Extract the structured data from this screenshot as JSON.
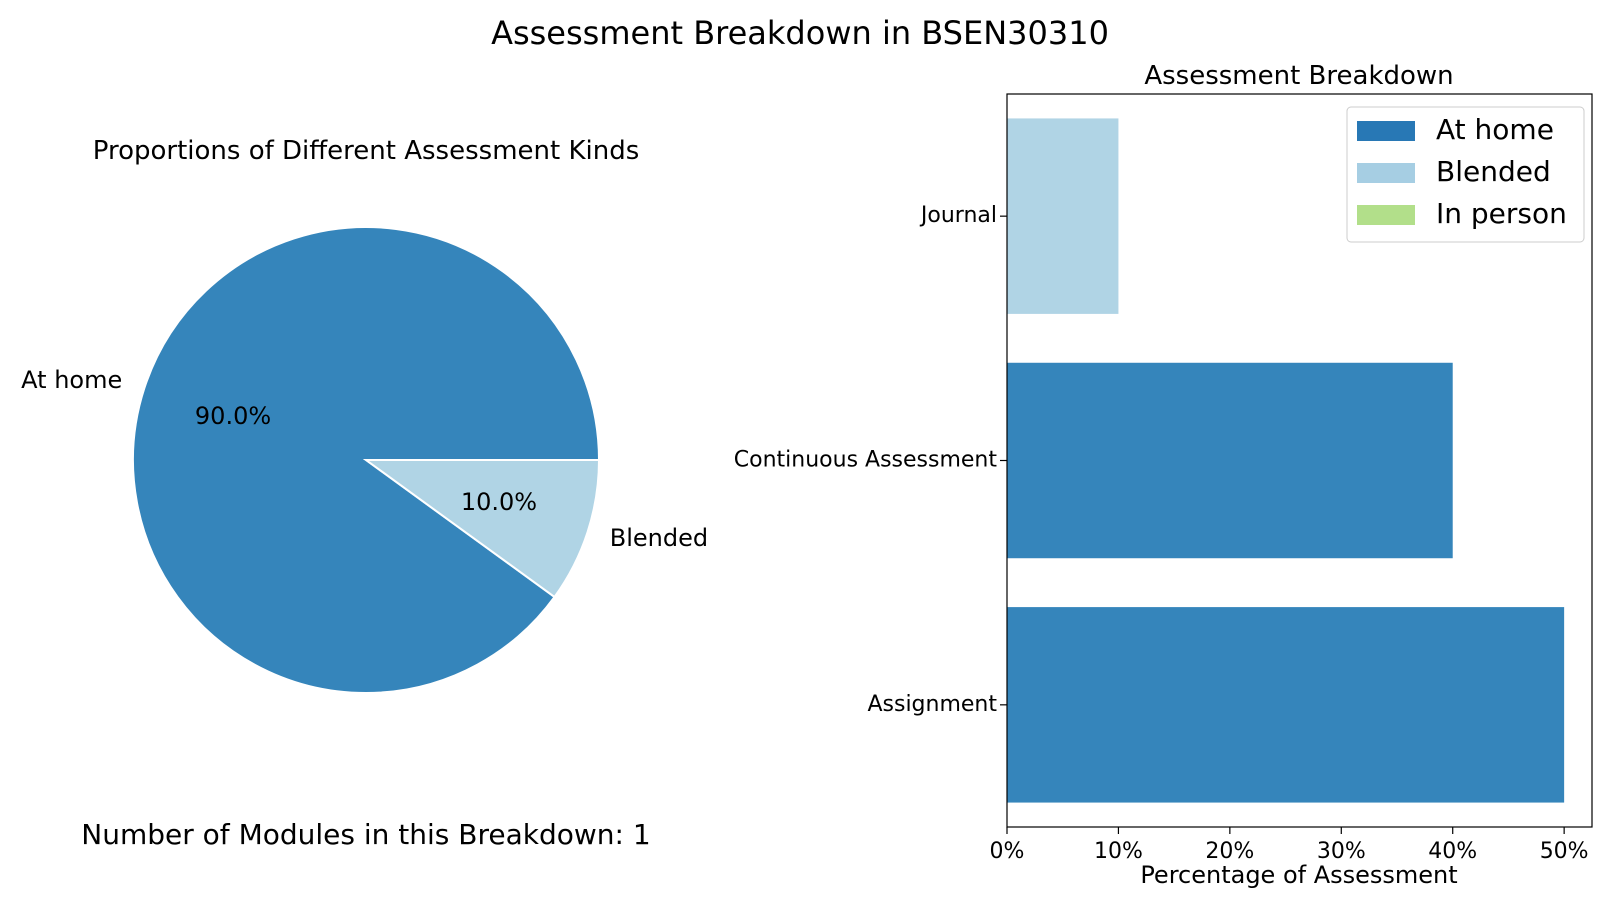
{
  "figure": {
    "title": "Assessment Breakdown in BSEN30310"
  },
  "colors": {
    "at_home": "#3585bb",
    "blended": "#b0d4e5",
    "in_person": "#b2df8a",
    "legend_at_home": "#2878b5",
    "legend_blended": "#a6cee3"
  },
  "chart_data": [
    {
      "type": "pie",
      "title": "Proportions of Different Assessment Kinds",
      "slices": [
        {
          "label": "At home",
          "value": 90.0,
          "pct_label": "90.0%",
          "color": "#3585bb"
        },
        {
          "label": "Blended",
          "value": 10.0,
          "pct_label": "10.0%",
          "color": "#b0d4e5"
        }
      ],
      "footer": "Number of Modules in this Breakdown: 1"
    },
    {
      "type": "bar",
      "orientation": "horizontal",
      "title": "Assessment Breakdown",
      "xlabel": "Percentage of Assessment",
      "ylabel": "",
      "xlim": [
        0,
        52.5
      ],
      "xticks": [
        0,
        10,
        20,
        30,
        40,
        50
      ],
      "xtick_labels": [
        "0%",
        "10%",
        "20%",
        "30%",
        "40%",
        "50%"
      ],
      "categories": [
        "Assignment",
        "Continuous Assessment",
        "Journal"
      ],
      "series": [
        {
          "name": "At home",
          "values": [
            50,
            40,
            0
          ],
          "color": "#3585bb",
          "legend_color": "#2878b5"
        },
        {
          "name": "Blended",
          "values": [
            0,
            0,
            10
          ],
          "color": "#b0d4e5",
          "legend_color": "#a6cee3"
        },
        {
          "name": "In person",
          "values": [
            0,
            0,
            0
          ],
          "color": "#b2df8a",
          "legend_color": "#b2df8a"
        }
      ],
      "legend_position": "top-right",
      "grid": false
    }
  ]
}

▶ **DIRECTIONS FOR THIS TASK**
From the records above, copy every line that holds the word "Breakdown".

▶ **SOLVED PROBLEM**
    "title": "Assessment Breakdown in BSEN30310"
      "footer": "Number of Modules in this Breakdown: 1"
      "title": "Assessment Breakdown",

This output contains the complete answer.